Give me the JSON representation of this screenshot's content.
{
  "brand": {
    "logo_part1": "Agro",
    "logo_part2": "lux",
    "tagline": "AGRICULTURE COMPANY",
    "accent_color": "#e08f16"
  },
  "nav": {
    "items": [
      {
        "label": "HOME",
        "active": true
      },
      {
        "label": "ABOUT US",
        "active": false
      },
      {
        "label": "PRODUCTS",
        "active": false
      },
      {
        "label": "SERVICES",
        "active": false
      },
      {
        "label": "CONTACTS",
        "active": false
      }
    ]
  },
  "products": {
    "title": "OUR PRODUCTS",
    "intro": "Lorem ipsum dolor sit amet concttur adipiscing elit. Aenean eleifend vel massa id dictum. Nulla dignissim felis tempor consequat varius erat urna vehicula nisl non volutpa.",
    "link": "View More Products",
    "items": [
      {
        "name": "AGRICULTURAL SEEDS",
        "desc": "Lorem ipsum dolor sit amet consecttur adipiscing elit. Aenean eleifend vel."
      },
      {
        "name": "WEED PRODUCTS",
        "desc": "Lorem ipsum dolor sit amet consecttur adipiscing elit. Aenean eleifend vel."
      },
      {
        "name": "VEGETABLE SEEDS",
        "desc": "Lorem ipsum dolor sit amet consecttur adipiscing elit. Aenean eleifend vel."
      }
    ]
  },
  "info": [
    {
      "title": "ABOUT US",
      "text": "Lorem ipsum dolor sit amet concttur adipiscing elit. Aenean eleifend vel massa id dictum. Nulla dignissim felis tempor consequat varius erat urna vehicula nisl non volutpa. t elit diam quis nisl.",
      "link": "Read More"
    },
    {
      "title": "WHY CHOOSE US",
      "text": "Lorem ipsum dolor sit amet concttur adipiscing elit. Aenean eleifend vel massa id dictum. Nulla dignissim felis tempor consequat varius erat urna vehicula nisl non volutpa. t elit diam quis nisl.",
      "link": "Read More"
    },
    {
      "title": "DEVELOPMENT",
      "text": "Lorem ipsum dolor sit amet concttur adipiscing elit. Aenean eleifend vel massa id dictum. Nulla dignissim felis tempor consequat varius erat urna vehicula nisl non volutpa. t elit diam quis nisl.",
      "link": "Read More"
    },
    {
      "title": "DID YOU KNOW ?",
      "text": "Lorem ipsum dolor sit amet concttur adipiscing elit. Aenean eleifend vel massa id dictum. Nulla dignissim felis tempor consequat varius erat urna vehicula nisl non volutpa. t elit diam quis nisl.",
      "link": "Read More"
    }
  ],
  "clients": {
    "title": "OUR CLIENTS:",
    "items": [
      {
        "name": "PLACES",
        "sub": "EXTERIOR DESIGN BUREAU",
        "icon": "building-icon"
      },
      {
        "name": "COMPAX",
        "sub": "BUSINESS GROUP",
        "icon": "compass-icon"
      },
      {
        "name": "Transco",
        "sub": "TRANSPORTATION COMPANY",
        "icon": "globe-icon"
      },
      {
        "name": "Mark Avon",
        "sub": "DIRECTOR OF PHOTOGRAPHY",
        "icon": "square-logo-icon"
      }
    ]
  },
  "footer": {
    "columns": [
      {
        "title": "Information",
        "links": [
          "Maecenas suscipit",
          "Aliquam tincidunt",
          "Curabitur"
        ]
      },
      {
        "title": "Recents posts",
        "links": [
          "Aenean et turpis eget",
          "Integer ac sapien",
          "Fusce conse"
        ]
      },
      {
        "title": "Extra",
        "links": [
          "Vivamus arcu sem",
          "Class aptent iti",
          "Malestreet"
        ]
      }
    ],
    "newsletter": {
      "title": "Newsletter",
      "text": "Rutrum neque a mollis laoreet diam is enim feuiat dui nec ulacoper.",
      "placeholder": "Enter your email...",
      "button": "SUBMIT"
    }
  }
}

■ **GOAL**: Extract the complete listing verbatim.

■ **WRITTEN SOLUTION**:
Give me the JSON representation of this screenshot's content.
{
  "brand": {
    "logo_part1": "Agro",
    "logo_part2": "lux",
    "tagline": "AGRICULTURE COMPANY",
    "accent_color": "#e08f16"
  },
  "nav": {
    "items": [
      {
        "label": "HOME",
        "active": true
      },
      {
        "label": "ABOUT US",
        "active": false
      },
      {
        "label": "PRODUCTS",
        "active": false
      },
      {
        "label": "SERVICES",
        "active": false
      },
      {
        "label": "CONTACTS",
        "active": false
      }
    ]
  },
  "products": {
    "title": "OUR PRODUCTS",
    "intro": "Lorem ipsum dolor sit amet concttur adipiscing elit. Aenean eleifend vel massa id dictum. Nulla dignissim felis tempor consequat varius erat urna vehicula nisl non volutpa.",
    "link": "View More Products",
    "items": [
      {
        "name": "AGRICULTURAL SEEDS",
        "desc": "Lorem ipsum dolor sit amet consecttur adipiscing elit. Aenean eleifend vel."
      },
      {
        "name": "WEED PRODUCTS",
        "desc": "Lorem ipsum dolor sit amet consecttur adipiscing elit. Aenean eleifend vel."
      },
      {
        "name": "VEGETABLE SEEDS",
        "desc": "Lorem ipsum dolor sit amet consecttur adipiscing elit. Aenean eleifend vel."
      }
    ]
  },
  "info": [
    {
      "title": "ABOUT US",
      "text": "Lorem ipsum dolor sit amet concttur adipiscing elit. Aenean eleifend vel massa id dictum. Nulla dignissim felis tempor consequat varius erat urna vehicula nisl non volutpa. t elit diam quis nisl.",
      "link": "Read More"
    },
    {
      "title": "WHY CHOOSE US",
      "text": "Lorem ipsum dolor sit amet concttur adipiscing elit. Aenean eleifend vel massa id dictum. Nulla dignissim felis tempor consequat varius erat urna vehicula nisl non volutpa. t elit diam quis nisl.",
      "link": "Read More"
    },
    {
      "title": "DEVELOPMENT",
      "text": "Lorem ipsum dolor sit amet concttur adipiscing elit. Aenean eleifend vel massa id dictum. Nulla dignissim felis tempor consequat varius erat urna vehicula nisl non volutpa. t elit diam quis nisl.",
      "link": "Read More"
    },
    {
      "title": "DID YOU KNOW ?",
      "text": "Lorem ipsum dolor sit amet concttur adipiscing elit. Aenean eleifend vel massa id dictum. Nulla dignissim felis tempor consequat varius erat urna vehicula nisl non volutpa. t elit diam quis nisl.",
      "link": "Read More"
    }
  ],
  "clients": {
    "title": "OUR CLIENTS:",
    "items": [
      {
        "name": "PLACES",
        "sub": "EXTERIOR DESIGN BUREAU",
        "icon": "building-icon"
      },
      {
        "name": "COMPAX",
        "sub": "BUSINESS GROUP",
        "icon": "compass-icon"
      },
      {
        "name": "Transco",
        "sub": "TRANSPORTATION COMPANY",
        "icon": "globe-icon"
      },
      {
        "name": "Mark Avon",
        "sub": "DIRECTOR OF PHOTOGRAPHY",
        "icon": "square-logo-icon"
      }
    ]
  },
  "footer": {
    "columns": [
      {
        "title": "Information",
        "links": [
          "Maecenas suscipit",
          "Aliquam tincidunt",
          "Curabitur"
        ]
      },
      {
        "title": "Recents posts",
        "links": [
          "Aenean et turpis eget",
          "Integer ac sapien",
          "Fusce conse"
        ]
      },
      {
        "title": "Extra",
        "links": [
          "Vivamus arcu sem",
          "Class aptent iti",
          "Malestreet"
        ]
      }
    ],
    "newsletter": {
      "title": "Newsletter",
      "text": "Rutrum neque a mollis laoreet diam is enim feuiat dui nec ulacoper.",
      "placeholder": "Enter your email...",
      "button": "SUBMIT"
    }
  }
}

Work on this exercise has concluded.